→ PROBLEM
In the data below, find every line with the string "close" and pull it out.

## Start WORKING DATA

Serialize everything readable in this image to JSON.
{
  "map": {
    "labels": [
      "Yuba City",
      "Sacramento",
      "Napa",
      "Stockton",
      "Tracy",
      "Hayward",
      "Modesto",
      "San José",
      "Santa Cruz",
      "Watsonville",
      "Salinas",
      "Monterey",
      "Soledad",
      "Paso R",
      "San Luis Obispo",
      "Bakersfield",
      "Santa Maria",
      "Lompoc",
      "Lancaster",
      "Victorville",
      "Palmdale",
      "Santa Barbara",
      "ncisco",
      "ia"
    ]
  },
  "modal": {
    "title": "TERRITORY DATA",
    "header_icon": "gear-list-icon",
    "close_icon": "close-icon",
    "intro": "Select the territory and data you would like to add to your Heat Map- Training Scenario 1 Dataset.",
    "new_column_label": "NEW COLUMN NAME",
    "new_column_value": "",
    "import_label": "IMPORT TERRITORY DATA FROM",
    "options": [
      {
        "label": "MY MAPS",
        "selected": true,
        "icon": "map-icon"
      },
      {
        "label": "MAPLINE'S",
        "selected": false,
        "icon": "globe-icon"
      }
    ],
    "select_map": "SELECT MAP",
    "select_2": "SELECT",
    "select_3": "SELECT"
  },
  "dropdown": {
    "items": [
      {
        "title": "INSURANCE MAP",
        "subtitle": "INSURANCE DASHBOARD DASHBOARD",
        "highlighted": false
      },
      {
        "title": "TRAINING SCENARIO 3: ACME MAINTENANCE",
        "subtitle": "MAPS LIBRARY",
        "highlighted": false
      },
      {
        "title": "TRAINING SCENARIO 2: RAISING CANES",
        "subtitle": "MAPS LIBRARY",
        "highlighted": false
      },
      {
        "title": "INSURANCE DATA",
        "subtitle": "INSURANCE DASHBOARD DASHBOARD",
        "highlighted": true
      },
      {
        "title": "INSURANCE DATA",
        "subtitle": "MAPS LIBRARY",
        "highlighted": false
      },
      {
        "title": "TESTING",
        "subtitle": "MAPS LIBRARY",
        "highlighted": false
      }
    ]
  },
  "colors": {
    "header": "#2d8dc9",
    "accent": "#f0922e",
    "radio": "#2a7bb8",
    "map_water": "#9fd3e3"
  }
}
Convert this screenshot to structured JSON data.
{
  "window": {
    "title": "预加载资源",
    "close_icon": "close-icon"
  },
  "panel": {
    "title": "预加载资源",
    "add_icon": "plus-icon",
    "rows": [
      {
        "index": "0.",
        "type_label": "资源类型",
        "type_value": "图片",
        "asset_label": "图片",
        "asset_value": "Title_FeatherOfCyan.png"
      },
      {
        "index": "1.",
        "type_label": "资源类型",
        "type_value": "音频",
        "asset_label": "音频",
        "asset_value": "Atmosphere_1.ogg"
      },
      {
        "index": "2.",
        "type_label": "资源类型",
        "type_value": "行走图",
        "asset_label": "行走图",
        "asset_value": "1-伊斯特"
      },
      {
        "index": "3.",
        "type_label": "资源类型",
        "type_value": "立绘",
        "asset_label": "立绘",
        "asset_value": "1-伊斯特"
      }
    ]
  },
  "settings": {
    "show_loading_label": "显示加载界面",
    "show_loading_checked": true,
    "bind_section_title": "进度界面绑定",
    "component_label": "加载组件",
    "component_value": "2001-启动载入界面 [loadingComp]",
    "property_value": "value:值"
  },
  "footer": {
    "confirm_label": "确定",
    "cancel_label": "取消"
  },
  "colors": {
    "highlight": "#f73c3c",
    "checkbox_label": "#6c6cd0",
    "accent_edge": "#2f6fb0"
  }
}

## End WORKING DATA
## Start WORKING DATA

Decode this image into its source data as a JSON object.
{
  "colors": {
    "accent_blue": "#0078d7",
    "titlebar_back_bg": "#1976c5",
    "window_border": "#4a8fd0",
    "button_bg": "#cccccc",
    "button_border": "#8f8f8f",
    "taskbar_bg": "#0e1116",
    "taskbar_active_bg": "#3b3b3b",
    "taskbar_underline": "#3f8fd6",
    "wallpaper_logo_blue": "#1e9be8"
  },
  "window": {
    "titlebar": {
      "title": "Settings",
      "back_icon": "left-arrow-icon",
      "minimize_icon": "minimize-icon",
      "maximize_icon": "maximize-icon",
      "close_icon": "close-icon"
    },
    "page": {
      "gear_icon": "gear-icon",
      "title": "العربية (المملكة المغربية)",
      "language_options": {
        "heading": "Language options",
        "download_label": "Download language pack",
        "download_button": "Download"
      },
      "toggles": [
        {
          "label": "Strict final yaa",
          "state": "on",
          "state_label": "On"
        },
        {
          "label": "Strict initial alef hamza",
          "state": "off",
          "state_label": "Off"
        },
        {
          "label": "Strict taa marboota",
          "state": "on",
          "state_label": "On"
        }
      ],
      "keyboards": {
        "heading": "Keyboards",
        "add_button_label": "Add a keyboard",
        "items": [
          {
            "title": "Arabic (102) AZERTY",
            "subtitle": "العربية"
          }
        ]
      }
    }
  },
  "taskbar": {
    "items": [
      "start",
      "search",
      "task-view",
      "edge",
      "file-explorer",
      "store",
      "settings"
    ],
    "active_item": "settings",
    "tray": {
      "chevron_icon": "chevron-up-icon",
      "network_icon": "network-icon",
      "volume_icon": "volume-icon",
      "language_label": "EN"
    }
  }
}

## End WORKING DATA

→ SOLUTION
    "close_icon": "close-icon",
    "close_icon": "close-icon"
      "close_icon": "close-icon"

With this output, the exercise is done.